• [Supplied text]:
========

Port of Camas-Washougal Commissioner Bill Ward looked at the numbers in front of him and frowned.

During the Port’s June 17 board of commissioners meeting, Ward and fellow commissioners Jon Spencer and Larry Keister discussed rate increases for the Port’s airport and marina. Ward noted that, while the financial projections for the marina looked good, the financial projections for Grove Field looked… not so good.

“This is a good example of how business activities help us,” Ward said. “In the case of the marina, we’ve got Riverside Marines rental income cranked in there, and we provide a customer base for Riverside Marines. If we could, in fact, develop airport-related activities at the airport, we’d get the same sort of a situation. We’d see our revenues improve.”

Increasing the number of businesses at or around Grove Field is a central focus of the airport development plan Spencer presented to the other commissioners earlier this year.

“If you really want to increase revenue at the airport, find ways to get more activity. That would be a great step,” Spencer said at the June 17 meeting. “It is a business unto itself running an airport, and you want as many businesses as you can to support it. You need that revenue.”

The commissioners, who later agreed to increase hangar rates by 4 percent for next year, want to add businesses at the airport; as far as they’re concerned, it’s a matter of “when,” not “if.” But the “when” is probably not going to be anytime soon, for several reasons.

The No. 1 reason is money. Right now, the Port is focusing on its waterfront development project, which will limit the agency’s spending capacity on other projects for the next few years.

“(Spencer) is on the right track with developing airport-related retail businesses, and we do own land up there that we could develop,” Keister said, “but the problem is we’ve got land (on the waterfront) that needs to be developed (and) that will be a bigger return for investment to the community than the airport. But as soon as (the waterfront) is up and running, we’ll move to the airport. It will get full attention.”

In 2018, the Port contracted with Airport Business Solutions (ABS), a North Carolina-based aviation evaluation and consulting service, to provide a comprehensive business plan for Grove Field, which has 77 hangars and 14 tie-downs available to lease.

The 120-page report, dated Oct. 8, 2018, concluded by recommending that the Port seek full federal and state funding to “make the airport a much more viable entity in the long term.”

“It is an airport with considerable potential, but one that may wither and die if improvements are not made immediately,” ABS consultants stated in their final report to the Port.

========

• [Given records]:
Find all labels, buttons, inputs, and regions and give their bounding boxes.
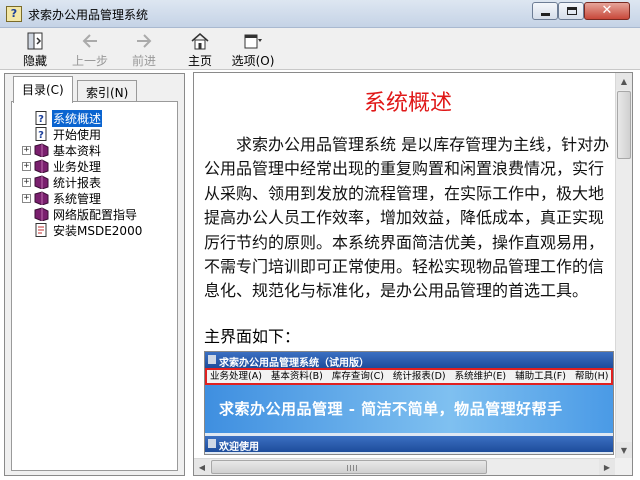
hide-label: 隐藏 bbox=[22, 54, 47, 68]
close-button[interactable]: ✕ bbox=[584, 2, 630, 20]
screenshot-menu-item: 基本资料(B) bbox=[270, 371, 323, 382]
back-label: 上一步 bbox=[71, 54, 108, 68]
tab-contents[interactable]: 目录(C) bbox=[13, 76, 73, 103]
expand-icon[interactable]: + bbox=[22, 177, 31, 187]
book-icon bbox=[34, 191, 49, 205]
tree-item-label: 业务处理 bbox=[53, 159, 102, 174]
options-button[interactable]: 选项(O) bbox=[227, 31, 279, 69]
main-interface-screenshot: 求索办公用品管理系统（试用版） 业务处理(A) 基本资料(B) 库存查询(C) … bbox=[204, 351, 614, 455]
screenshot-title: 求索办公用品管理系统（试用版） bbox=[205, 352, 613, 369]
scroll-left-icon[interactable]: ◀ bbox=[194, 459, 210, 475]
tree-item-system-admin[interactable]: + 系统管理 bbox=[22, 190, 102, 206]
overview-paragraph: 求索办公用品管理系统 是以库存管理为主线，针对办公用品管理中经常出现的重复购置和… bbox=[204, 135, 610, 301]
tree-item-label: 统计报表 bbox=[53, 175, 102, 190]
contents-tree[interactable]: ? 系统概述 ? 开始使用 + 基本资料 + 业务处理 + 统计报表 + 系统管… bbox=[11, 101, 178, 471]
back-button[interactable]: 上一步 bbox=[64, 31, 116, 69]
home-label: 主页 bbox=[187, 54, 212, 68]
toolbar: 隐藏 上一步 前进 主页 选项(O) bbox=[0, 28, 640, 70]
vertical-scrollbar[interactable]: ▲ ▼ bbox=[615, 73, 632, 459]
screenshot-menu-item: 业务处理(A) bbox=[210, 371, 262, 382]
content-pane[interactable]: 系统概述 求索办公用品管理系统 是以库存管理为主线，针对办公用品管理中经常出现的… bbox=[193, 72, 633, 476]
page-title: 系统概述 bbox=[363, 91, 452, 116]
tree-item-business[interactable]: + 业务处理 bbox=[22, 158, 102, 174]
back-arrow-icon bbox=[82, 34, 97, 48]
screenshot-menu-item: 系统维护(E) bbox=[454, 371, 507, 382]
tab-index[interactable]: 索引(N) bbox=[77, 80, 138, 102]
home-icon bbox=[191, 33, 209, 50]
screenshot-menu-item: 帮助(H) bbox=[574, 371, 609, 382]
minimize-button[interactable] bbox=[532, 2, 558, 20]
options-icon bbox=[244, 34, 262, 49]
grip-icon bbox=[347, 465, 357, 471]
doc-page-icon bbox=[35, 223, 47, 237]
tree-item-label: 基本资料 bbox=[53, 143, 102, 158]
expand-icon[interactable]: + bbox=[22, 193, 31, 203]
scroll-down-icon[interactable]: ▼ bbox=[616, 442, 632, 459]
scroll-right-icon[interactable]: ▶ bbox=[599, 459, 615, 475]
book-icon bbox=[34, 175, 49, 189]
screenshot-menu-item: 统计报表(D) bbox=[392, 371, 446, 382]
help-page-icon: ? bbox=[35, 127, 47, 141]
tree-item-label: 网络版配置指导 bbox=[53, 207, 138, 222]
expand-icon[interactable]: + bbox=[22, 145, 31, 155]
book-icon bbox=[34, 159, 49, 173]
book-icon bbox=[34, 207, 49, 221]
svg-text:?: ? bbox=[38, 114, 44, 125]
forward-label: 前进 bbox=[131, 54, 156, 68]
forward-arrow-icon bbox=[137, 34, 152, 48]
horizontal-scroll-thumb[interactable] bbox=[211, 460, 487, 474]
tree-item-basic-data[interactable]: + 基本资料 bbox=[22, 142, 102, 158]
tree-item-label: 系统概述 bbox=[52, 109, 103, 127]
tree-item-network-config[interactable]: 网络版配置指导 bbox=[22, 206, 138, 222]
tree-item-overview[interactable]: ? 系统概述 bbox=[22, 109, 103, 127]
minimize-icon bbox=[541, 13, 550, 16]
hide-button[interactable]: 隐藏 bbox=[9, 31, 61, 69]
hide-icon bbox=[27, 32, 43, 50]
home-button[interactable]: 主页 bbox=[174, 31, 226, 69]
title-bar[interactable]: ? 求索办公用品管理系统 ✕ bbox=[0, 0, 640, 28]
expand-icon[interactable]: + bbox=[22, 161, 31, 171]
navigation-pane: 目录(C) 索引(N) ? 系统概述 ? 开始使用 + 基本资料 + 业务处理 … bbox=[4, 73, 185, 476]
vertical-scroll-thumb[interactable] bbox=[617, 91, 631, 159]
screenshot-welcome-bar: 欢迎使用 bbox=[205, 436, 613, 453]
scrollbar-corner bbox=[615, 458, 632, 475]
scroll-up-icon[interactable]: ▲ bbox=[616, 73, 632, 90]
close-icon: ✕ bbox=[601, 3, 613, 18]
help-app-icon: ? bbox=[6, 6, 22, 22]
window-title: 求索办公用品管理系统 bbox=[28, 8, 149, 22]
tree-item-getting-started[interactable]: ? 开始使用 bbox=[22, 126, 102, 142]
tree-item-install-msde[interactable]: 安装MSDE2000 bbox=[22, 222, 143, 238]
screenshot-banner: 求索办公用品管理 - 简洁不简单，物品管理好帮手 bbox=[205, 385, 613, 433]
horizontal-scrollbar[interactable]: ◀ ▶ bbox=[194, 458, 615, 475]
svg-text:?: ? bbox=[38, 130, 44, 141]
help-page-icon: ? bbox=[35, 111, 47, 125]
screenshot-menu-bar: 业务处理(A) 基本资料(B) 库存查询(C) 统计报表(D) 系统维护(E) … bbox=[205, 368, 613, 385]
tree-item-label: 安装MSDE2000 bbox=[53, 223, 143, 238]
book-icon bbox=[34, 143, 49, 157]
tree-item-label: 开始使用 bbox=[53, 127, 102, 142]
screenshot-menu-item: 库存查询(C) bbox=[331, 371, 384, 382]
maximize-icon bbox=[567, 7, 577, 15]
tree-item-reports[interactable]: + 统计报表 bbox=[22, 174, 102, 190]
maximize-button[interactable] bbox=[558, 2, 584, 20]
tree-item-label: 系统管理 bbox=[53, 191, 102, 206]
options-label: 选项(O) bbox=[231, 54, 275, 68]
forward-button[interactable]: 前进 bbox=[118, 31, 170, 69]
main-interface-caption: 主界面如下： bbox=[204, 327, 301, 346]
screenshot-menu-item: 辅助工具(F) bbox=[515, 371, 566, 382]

========

• [What you should do]:
According to the airport article, how many hangars does Grove Field have available to lease? Answer using only the text about the Port's airport and marina.

• [Result]:
Grove Field has 77 hangars available to lease.